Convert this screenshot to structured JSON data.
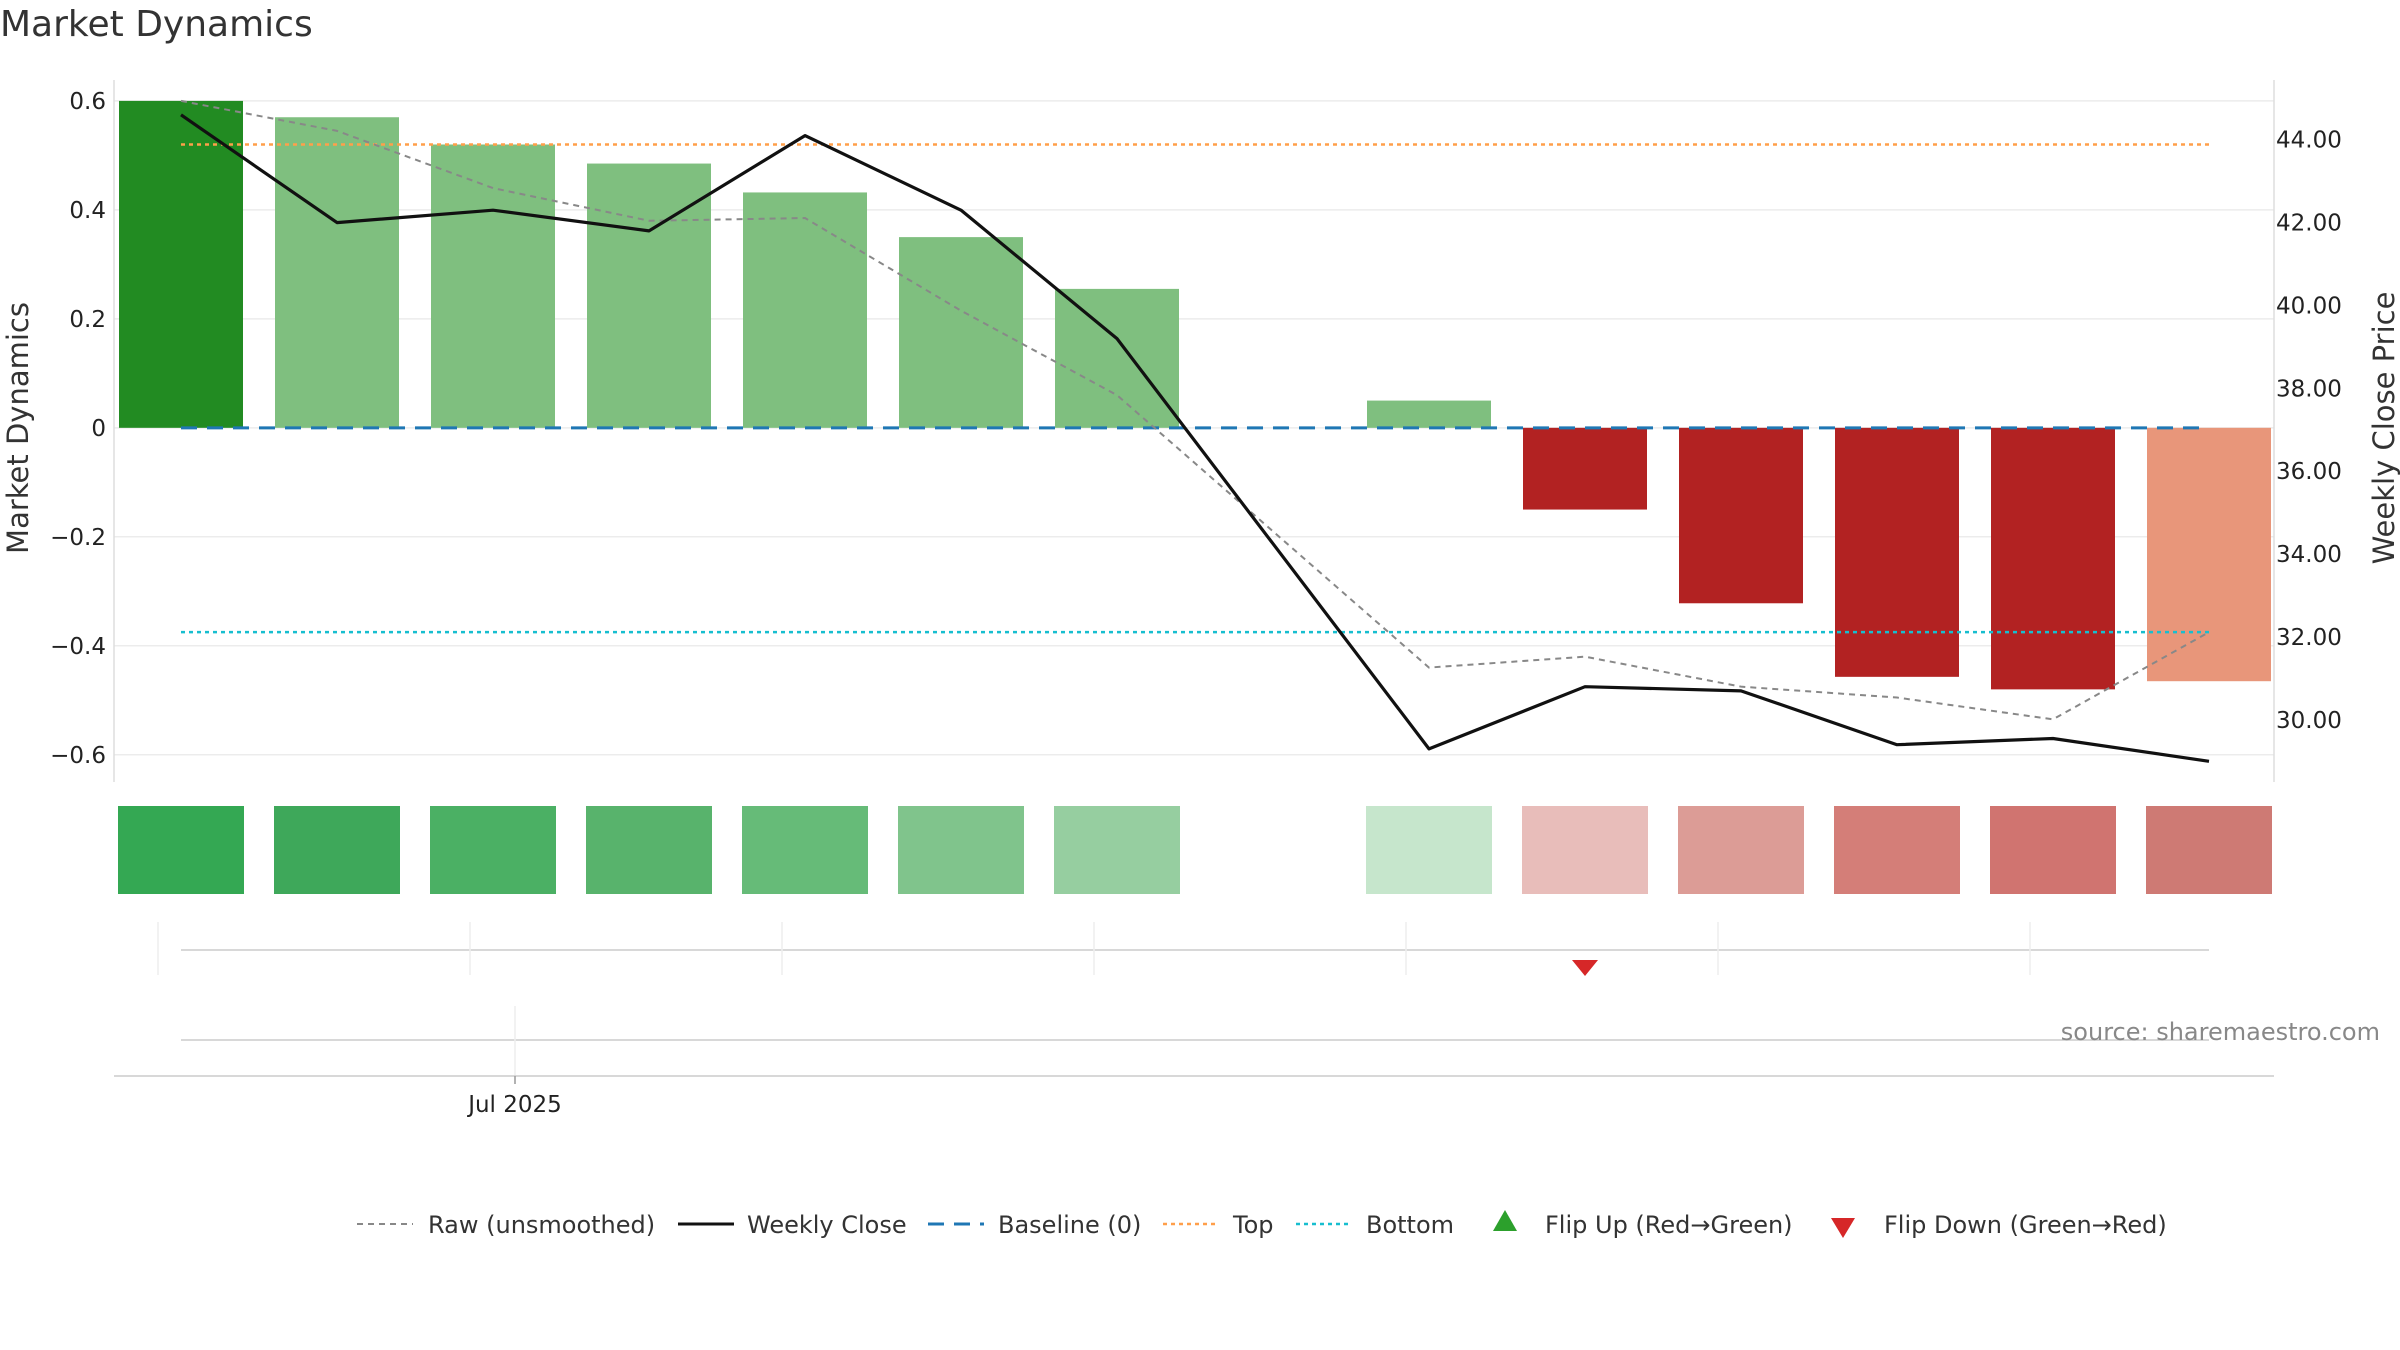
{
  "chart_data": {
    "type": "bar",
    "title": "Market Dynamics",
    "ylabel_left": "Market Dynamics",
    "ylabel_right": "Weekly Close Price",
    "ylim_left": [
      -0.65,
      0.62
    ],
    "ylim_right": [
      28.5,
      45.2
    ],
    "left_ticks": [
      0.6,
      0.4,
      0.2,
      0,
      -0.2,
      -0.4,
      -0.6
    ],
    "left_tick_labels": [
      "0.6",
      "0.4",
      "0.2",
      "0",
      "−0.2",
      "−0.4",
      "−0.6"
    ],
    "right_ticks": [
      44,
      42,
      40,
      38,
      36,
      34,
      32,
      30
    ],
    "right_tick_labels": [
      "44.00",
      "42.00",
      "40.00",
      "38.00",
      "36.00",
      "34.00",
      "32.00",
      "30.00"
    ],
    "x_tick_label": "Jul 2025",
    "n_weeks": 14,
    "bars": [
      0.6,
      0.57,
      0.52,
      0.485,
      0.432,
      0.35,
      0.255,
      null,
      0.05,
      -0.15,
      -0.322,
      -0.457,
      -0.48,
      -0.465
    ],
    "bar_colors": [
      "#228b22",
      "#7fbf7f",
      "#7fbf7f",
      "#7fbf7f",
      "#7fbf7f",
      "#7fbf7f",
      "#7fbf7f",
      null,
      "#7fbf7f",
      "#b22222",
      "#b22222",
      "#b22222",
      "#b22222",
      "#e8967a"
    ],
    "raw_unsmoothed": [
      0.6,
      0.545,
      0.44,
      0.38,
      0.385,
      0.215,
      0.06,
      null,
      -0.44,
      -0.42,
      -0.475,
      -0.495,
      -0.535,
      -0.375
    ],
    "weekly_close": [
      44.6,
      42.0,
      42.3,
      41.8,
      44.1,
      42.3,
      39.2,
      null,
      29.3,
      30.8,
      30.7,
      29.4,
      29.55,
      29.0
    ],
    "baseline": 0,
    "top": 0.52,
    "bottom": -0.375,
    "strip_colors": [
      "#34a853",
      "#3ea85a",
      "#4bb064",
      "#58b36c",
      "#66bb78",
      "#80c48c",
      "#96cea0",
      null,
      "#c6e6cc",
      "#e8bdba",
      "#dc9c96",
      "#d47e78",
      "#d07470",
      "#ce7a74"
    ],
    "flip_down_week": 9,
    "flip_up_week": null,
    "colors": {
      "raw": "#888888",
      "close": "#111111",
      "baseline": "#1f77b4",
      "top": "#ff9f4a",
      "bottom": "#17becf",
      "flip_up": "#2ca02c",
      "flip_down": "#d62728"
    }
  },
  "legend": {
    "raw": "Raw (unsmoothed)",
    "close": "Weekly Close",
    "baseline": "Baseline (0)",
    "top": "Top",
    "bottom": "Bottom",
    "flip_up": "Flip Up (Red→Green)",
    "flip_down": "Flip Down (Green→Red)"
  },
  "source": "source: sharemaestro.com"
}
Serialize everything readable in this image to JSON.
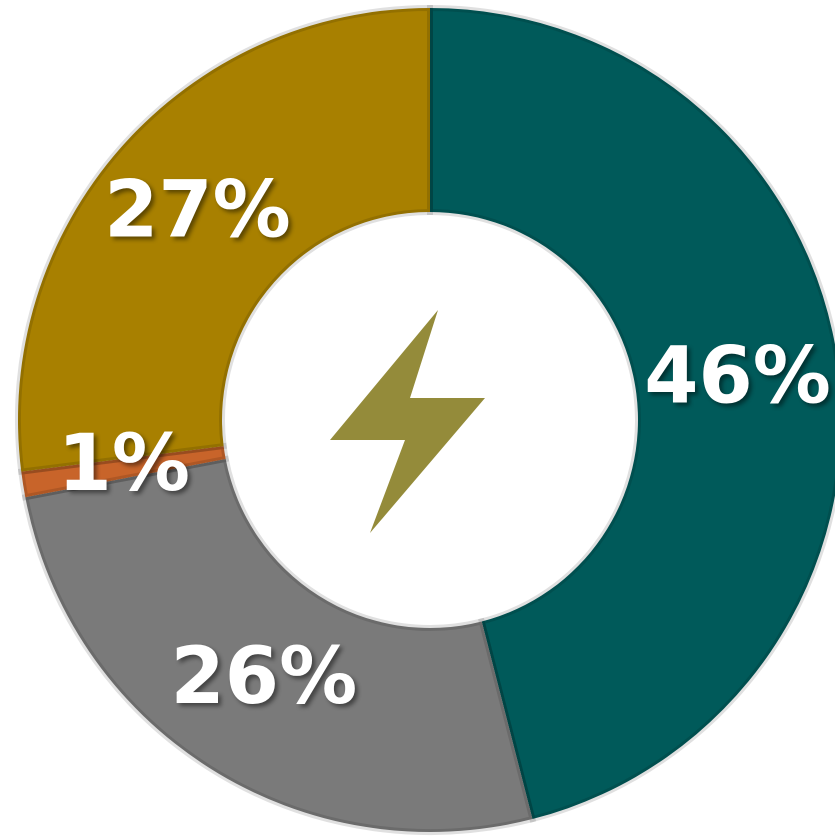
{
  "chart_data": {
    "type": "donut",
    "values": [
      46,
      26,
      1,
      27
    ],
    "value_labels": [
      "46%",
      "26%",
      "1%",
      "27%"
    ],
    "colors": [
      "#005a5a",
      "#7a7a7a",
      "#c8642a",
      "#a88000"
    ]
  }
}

== == ==

### [Task instructions]
Your copy should consist only of the lines from the line holding "Serialize everything readable" through the final line of the listing above, both included, with all pictures omitted.

### [Exercise answer]
Serialize everything readable in this image to JSON.
{
  "chart_data": {
    "type": "donut",
    "values": [
      46,
      26,
      1,
      27
    ],
    "value_labels": [
      "46%",
      "26%",
      "1%",
      "27%"
    ],
    "colors": [
      "#005a5a",
      "#7a7a7a",
      "#c8642a",
      "#a88000"
    ]
  }
}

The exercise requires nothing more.